**DIRECTIONS**: Repeat all entries exactly.
-------
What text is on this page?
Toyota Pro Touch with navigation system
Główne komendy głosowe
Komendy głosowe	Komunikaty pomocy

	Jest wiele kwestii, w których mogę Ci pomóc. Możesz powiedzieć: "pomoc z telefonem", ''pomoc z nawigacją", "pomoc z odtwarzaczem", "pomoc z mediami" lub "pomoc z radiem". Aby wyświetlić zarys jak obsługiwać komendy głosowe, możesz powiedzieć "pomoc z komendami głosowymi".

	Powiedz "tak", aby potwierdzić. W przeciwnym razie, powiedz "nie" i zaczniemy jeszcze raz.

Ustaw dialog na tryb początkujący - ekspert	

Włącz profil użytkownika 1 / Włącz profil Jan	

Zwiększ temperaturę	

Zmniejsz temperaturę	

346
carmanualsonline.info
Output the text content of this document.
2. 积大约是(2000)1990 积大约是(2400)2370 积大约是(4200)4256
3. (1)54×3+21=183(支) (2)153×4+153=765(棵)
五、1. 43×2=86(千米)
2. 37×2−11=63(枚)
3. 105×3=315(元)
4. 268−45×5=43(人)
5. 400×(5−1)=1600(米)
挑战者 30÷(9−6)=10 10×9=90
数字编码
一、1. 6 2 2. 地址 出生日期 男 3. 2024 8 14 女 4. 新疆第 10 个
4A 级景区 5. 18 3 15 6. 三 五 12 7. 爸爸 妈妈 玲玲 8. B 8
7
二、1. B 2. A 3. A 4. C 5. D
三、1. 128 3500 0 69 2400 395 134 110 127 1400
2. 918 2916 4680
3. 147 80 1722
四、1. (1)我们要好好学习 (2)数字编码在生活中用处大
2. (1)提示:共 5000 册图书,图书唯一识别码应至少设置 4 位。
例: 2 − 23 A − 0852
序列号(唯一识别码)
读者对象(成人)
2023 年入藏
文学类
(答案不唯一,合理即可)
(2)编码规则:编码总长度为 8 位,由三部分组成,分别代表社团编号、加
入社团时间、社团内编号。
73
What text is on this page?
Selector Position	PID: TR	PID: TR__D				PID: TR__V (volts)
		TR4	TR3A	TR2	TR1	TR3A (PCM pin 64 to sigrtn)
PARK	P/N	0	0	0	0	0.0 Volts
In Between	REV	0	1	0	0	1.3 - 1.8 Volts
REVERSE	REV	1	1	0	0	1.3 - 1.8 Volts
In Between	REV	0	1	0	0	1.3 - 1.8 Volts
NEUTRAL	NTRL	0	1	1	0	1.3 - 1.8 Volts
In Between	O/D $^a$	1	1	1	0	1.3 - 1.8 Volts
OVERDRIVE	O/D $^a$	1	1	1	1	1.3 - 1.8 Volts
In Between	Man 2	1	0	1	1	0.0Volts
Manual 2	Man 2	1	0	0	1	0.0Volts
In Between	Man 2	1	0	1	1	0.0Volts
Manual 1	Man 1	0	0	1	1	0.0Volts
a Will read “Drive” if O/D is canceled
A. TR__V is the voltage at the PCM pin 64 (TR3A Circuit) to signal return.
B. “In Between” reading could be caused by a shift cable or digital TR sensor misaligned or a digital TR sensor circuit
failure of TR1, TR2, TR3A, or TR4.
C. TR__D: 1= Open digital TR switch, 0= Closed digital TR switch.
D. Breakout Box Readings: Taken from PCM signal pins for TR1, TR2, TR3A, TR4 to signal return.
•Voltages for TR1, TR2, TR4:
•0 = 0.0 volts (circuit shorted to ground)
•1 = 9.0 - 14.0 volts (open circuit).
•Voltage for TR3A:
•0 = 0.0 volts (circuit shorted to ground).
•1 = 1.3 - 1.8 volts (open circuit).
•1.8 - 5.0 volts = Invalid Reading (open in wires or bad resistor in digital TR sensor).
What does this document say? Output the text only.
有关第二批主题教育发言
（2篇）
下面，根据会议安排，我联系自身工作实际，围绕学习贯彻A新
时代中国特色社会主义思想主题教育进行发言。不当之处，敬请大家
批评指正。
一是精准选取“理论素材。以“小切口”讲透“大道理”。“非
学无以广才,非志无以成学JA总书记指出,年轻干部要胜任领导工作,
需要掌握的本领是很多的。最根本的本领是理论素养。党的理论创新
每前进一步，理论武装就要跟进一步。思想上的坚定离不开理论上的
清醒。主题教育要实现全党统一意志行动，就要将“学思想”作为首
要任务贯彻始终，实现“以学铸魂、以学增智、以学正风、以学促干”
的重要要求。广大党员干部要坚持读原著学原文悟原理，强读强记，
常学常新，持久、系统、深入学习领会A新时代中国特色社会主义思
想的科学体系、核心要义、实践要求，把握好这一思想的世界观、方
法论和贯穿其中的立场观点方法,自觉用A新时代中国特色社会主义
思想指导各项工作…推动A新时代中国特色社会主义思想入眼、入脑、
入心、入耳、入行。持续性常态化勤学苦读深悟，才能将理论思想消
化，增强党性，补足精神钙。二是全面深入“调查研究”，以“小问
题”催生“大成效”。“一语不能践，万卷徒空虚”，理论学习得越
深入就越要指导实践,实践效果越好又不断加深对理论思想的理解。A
-------
**TASK OUTPUT**:
What text is on this page?
Toyota Pro Touch with navigation system
Główne komendy głosowe
Komendy głosowe	Komunikaty pomocy

	Jest wiele kwestii, w których mogę Ci pomóc. Możesz powiedzieć: "pomoc z telefonem", ''pomoc z nawigacją", "pomoc z odtwarzaczem", "pomoc z mediami" lub "pomoc z radiem". Aby wyświetlić zarys jak obsługiwać komendy głosowe, możesz powiedzieć "pomoc z komendami głosowymi".

	Powiedz "tak", aby potwierdzić. W przeciwnym razie, powiedz "nie" i zaczniemy jeszcze raz.

Ustaw dialog na tryb początkujący - ekspert	

Włącz profil użytkownika 1 / Włącz profil Jan	

Zwiększ temperaturę	

Zmniejsz temperaturę	

346
carmanualsonline.info
Output the text content of this document.
2. 积大约是(2000)1990 积大约是(2400)2370 积大约是(4200)4256
3. (1)54×3+21=183(支) (2)153×4+153=765(棵)
五、1. 43×2=86(千米)
2. 37×2−11=63(枚)
3. 105×3=315(元)
4. 268−45×5=43(人)
5. 400×(5−1)=1600(米)
挑战者 30÷(9−6)=10 10×9=90
数字编码
一、1. 6 2 2. 地址 出生日期 男 3. 2024 8 14 女 4. 新疆第 10 个
4A 级景区 5. 18 3 15 6. 三 五 12 7. 爸爸 妈妈 玲玲 8. B 8
7
二、1. B 2. A 3. A 4. C 5. D
三、1. 128 3500 0 69 2400 395 134 110 127 1400
2. 918 2916 4680
3. 147 80 1722
四、1. (1)我们要好好学习 (2)数字编码在生活中用处大
2. (1)提示:共 5000 册图书,图书唯一识别码应至少设置 4 位。
例: 2 − 23 A − 0852
序列号(唯一识别码)
读者对象(成人)
2023 年入藏
文学类
(答案不唯一,合理即可)
(2)编码规则:编码总长度为 8 位,由三部分组成,分别代表社团编号、加
入社团时间、社团内编号。
73
What text is on this page?
Selector Position	PID: TR	PID: TR__D				PID: TR__V (volts)
		TR4	TR3A	TR2	TR1	TR3A (PCM pin 64 to sigrtn)
PARK	P/N	0	0	0	0	0.0 Volts
In Between	REV	0	1	0	0	1.3 - 1.8 Volts
REVERSE	REV	1	1	0	0	1.3 - 1.8 Volts
In Between	REV	0	1	0	0	1.3 - 1.8 Volts
NEUTRAL	NTRL	0	1	1	0	1.3 - 1.8 Volts
In Between	O/D $^a$	1	1	1	0	1.3 - 1.8 Volts
OVERDRIVE	O/D $^a$	1	1	1	1	1.3 - 1.8 Volts
In Between	Man 2	1	0	1	1	0.0Volts
Manual 2	Man 2	1	0	0	1	0.0Volts
In Between	Man 2	1	0	1	1	0.0Volts
Manual 1	Man 1	0	0	1	1	0.0Volts
a Will read “Drive” if O/D is canceled
A. TR__V is the voltage at the PCM pin 64 (TR3A Circuit) to signal return.
B. “In Between” reading could be caused by a shift cable or digital TR sensor misaligned or a digital TR sensor circuit
failure of TR1, TR2, TR3A, or TR4.
C. TR__D: 1= Open digital TR switch, 0= Closed digital TR switch.
D. Breakout Box Readings: Taken from PCM signal pins for TR1, TR2, TR3A, TR4 to signal return.
•Voltages for TR1, TR2, TR4:
•0 = 0.0 volts (circuit shorted to ground)
•1 = 9.0 - 14.0 volts (open circuit).
•Voltage for TR3A:
•0 = 0.0 volts (circuit shorted to ground).
•1 = 1.3 - 1.8 volts (open circuit).
•1.8 - 5.0 volts = Invalid Reading (open in wires or bad resistor in digital TR sensor).
What does this document say? Output the text only.
有关第二批主题教育发言
（2篇）
下面，根据会议安排，我联系自身工作实际，围绕学习贯彻A新
时代中国特色社会主义思想主题教育进行发言。不当之处，敬请大家
批评指正。
一是精准选取“理论素材。以“小切口”讲透“大道理”。“非
学无以广才,非志无以成学JA总书记指出,年轻干部要胜任领导工作,
需要掌握的本领是很多的。最根本的本领是理论素养。党的理论创新
每前进一步，理论武装就要跟进一步。思想上的坚定离不开理论上的
清醒。主题教育要实现全党统一意志行动，就要将“学思想”作为首
要任务贯彻始终，实现“以学铸魂、以学增智、以学正风、以学促干”
的重要要求。广大党员干部要坚持读原著学原文悟原理，强读强记，
常学常新，持久、系统、深入学习领会A新时代中国特色社会主义思
想的科学体系、核心要义、实践要求，把握好这一思想的世界观、方
法论和贯穿其中的立场观点方法,自觉用A新时代中国特色社会主义
思想指导各项工作…推动A新时代中国特色社会主义思想入眼、入脑、
入心、入耳、入行。持续性常态化勤学苦读深悟，才能将理论思想消
化，增强党性，补足精神钙。二是全面深入“调查研究”，以“小问
题”催生“大成效”。“一语不能践，万卷徒空虚”，理论学习得越
深入就越要指导实践,实践效果越好又不断加深对理论思想的理解。A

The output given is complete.